Copy out each line of the data holding "avatar".

◆ ◆ ◆

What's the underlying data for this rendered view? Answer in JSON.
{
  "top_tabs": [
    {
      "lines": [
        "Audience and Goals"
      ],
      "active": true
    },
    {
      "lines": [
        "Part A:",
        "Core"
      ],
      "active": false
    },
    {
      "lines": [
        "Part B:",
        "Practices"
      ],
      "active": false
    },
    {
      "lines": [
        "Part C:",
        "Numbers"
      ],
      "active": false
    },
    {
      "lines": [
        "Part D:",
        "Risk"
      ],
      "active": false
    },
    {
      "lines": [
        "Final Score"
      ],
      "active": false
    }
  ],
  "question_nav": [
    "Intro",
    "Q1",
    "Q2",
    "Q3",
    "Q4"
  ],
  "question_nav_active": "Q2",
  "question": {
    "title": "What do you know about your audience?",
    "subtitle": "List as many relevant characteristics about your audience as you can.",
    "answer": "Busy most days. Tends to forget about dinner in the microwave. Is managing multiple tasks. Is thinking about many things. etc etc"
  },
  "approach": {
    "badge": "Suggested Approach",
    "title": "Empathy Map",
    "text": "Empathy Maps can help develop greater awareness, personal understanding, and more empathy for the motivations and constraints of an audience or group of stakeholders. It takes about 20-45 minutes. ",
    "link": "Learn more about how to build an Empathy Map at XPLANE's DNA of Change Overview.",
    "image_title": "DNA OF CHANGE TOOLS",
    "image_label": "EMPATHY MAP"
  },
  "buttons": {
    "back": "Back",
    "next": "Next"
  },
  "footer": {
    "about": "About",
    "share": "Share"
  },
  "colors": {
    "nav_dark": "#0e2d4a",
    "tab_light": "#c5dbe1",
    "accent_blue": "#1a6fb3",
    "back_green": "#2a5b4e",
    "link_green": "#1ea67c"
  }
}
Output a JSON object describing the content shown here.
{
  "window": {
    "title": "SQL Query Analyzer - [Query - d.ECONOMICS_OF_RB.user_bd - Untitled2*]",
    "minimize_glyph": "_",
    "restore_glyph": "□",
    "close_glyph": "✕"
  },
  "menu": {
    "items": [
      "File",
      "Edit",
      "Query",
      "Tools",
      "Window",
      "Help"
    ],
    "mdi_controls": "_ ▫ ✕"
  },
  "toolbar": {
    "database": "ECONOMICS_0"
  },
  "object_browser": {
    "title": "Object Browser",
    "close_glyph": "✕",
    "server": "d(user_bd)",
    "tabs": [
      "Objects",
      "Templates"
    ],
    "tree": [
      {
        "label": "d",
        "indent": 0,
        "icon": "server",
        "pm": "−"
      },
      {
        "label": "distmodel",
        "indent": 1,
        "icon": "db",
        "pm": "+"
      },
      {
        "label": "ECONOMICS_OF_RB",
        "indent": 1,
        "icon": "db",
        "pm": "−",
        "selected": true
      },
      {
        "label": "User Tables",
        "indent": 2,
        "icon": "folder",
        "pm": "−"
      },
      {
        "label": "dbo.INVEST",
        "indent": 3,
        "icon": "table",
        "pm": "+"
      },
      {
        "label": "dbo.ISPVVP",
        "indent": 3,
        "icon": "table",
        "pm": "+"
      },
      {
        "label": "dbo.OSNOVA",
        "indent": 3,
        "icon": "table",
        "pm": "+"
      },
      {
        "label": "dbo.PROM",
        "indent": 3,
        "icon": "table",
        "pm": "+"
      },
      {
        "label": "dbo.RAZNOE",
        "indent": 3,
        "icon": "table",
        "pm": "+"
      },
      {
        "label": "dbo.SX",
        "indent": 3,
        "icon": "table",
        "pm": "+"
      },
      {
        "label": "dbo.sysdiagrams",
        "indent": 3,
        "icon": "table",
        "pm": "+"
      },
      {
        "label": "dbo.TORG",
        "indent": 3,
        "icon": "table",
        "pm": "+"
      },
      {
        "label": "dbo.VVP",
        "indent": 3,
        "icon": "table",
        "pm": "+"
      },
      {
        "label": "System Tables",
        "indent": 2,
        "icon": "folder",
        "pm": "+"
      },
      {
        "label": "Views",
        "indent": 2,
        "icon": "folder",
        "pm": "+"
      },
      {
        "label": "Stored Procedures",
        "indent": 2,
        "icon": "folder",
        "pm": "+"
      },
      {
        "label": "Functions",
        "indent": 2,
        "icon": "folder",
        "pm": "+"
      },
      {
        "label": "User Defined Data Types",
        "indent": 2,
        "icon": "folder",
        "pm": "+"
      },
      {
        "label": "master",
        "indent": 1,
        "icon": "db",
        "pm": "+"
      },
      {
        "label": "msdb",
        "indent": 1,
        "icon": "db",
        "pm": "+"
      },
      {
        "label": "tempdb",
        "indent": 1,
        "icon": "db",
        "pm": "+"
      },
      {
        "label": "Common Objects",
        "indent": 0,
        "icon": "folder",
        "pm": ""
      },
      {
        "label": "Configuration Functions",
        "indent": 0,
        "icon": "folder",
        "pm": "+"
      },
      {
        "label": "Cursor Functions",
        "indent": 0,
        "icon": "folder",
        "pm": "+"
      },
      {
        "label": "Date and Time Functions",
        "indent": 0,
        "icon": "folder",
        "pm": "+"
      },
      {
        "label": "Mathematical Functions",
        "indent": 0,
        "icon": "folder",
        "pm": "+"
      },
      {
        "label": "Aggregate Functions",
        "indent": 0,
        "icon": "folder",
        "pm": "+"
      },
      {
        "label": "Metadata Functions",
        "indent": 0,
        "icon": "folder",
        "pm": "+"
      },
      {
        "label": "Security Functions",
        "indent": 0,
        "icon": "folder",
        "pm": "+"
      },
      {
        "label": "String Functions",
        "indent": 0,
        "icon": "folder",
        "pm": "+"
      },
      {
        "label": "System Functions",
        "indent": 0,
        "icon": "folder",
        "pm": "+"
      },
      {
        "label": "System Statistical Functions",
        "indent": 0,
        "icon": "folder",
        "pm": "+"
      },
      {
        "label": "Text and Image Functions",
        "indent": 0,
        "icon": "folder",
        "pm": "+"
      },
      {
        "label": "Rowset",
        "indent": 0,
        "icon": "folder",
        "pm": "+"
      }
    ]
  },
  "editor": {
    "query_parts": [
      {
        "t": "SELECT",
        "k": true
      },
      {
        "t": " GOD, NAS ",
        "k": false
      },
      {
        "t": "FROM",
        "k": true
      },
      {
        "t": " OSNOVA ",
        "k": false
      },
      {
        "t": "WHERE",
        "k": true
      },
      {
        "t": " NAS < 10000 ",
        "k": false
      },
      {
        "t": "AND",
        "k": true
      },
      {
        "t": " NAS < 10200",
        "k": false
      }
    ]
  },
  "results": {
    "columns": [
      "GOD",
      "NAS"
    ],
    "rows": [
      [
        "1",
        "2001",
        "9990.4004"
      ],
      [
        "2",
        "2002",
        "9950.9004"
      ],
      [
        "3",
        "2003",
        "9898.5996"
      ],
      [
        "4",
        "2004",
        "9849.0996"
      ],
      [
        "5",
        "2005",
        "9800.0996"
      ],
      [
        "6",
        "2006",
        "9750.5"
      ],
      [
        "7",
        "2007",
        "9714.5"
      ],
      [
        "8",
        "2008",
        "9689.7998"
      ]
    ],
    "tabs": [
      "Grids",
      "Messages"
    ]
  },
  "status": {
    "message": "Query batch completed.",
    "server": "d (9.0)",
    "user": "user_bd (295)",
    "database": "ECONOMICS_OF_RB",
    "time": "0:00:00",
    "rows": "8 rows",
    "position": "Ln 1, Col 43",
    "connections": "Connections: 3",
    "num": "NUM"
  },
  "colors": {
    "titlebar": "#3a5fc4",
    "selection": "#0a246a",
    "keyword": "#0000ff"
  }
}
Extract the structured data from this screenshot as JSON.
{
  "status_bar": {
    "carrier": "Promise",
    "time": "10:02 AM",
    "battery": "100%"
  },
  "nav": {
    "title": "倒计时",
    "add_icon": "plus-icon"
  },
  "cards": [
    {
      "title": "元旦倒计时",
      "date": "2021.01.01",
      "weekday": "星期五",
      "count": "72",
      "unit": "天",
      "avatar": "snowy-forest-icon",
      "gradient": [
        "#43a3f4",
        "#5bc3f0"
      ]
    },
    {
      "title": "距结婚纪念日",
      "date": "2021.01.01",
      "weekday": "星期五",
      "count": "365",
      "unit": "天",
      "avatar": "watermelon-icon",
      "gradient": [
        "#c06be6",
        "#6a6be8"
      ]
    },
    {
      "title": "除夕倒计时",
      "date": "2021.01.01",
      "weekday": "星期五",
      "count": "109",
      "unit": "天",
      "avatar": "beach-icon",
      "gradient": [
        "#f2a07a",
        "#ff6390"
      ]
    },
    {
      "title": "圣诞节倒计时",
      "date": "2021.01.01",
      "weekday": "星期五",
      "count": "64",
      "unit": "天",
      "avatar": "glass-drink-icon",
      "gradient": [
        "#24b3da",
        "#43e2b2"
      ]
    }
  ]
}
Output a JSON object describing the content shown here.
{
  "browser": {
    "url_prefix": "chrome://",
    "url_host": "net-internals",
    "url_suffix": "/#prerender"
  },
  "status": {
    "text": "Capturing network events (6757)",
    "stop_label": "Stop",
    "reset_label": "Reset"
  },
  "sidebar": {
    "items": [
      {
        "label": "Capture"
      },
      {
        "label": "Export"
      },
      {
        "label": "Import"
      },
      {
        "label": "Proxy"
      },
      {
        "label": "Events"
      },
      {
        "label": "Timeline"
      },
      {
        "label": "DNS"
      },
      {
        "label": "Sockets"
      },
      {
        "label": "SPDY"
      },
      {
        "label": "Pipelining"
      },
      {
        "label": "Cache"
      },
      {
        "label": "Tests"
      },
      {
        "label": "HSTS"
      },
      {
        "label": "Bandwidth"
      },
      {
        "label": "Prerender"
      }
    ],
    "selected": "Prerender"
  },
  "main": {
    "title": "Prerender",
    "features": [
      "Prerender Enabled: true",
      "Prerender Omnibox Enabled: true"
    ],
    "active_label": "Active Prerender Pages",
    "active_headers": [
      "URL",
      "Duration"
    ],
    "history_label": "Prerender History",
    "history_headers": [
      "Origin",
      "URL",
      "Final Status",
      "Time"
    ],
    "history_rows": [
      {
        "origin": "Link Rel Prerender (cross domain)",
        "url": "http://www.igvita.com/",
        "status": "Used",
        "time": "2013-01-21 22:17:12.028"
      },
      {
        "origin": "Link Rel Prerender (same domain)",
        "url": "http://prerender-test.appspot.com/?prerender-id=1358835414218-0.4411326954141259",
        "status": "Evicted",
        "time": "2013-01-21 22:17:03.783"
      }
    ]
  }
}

◆ ◆ ◆

◆ Full answer:
      "avatar": "snowy-forest-icon",
      "avatar": "watermelon-icon",
      "avatar": "beach-icon",
      "avatar": "glass-drink-icon",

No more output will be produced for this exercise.